> _The task_
Locate all lines in the data below that hold "content" and show them.

(Stored data)
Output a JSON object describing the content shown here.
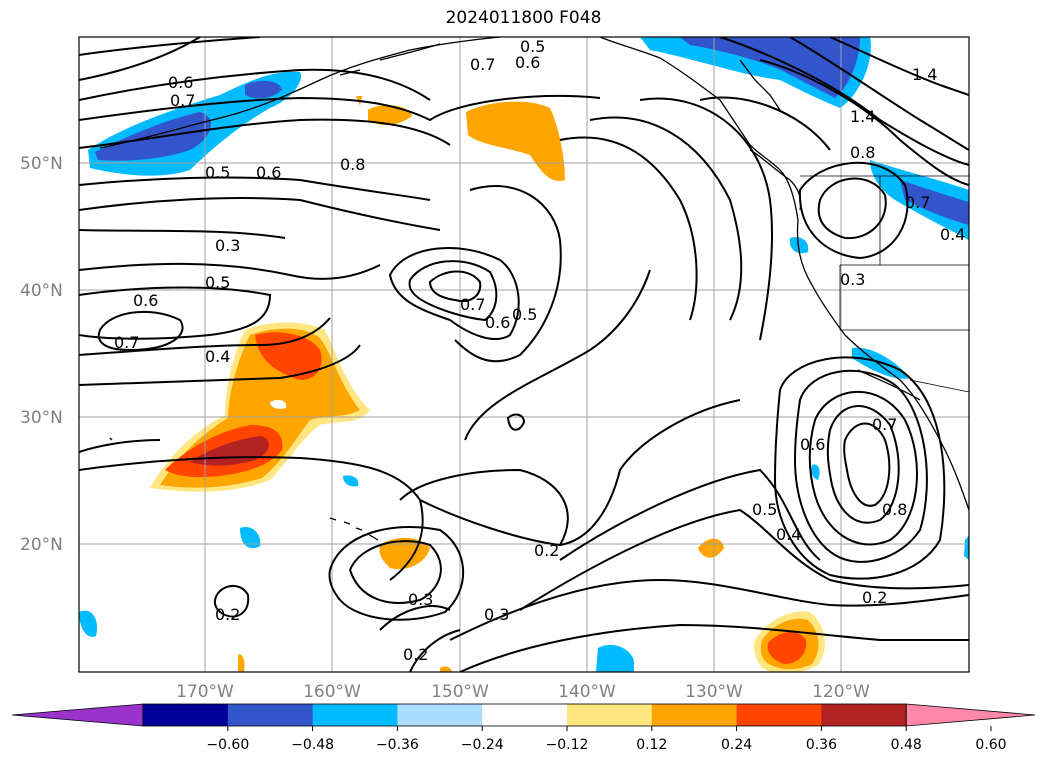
{
  "map": {
    "title": "2024011800 F048",
    "lat_labels": [
      "50°N",
      "40°N",
      "30°N",
      "20°N"
    ],
    "lon_labels": [
      "170°W",
      "160°W",
      "150°W",
      "140°W",
      "130°W",
      "120°W"
    ],
    "contour_labels": [
      "0.5",
      "0.7",
      "0.6",
      "0.6",
      "0.7",
      "0.5",
      "0.6",
      "0.8",
      "0.3",
      "0.5",
      "0.6",
      "0.7",
      "0.4",
      "0.7",
      "0.6",
      "0.5",
      "1.4",
      "1.4",
      "0.8",
      "0.7",
      "0.4",
      "0.3",
      "0.6",
      "0.7",
      "0.5",
      "0.4",
      "0.8",
      "0.2",
      "0.3",
      "0.3",
      "0.2",
      "0.2",
      "0.2"
    ]
  },
  "colorbar": {
    "ticks": [
      "−0.60",
      "−0.48",
      "−0.36",
      "−0.24",
      "−0.12",
      "0.12",
      "0.24",
      "0.36",
      "0.48",
      "0.60"
    ],
    "colors": [
      "#9933cc",
      "#000099",
      "#3355cc",
      "#00bbff",
      "#aaddff",
      "#ffffff",
      "#ffe680",
      "#ffa500",
      "#ff4500",
      "#b22222",
      "#ff88aa"
    ]
  }
}
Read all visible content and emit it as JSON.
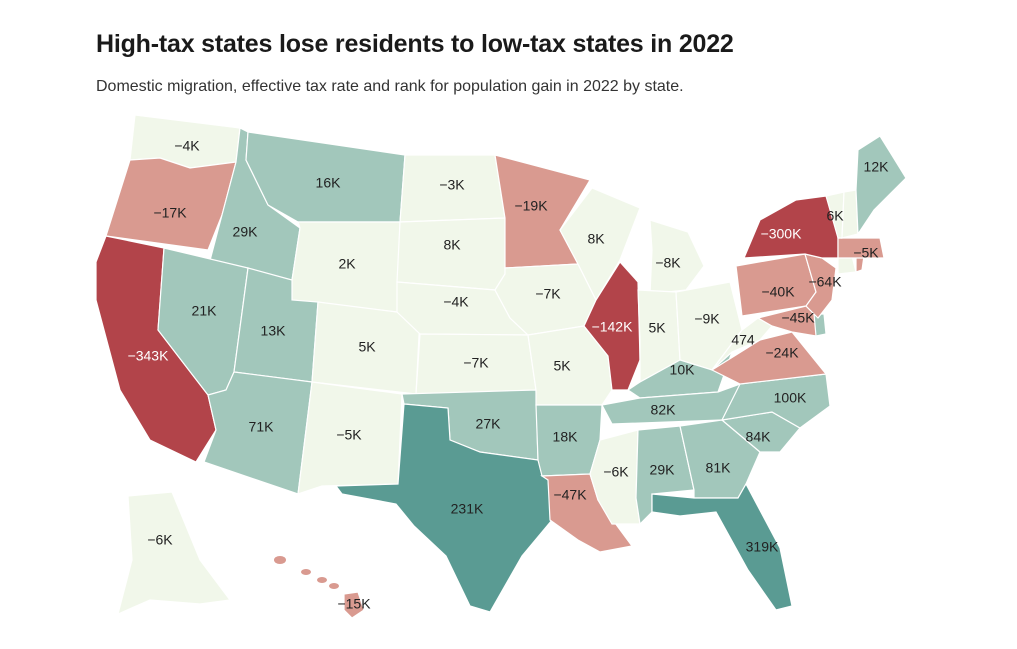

> _Exercise answer_
Output a JSON object describing the content shown here.
Read all visible content and emit it as JSON.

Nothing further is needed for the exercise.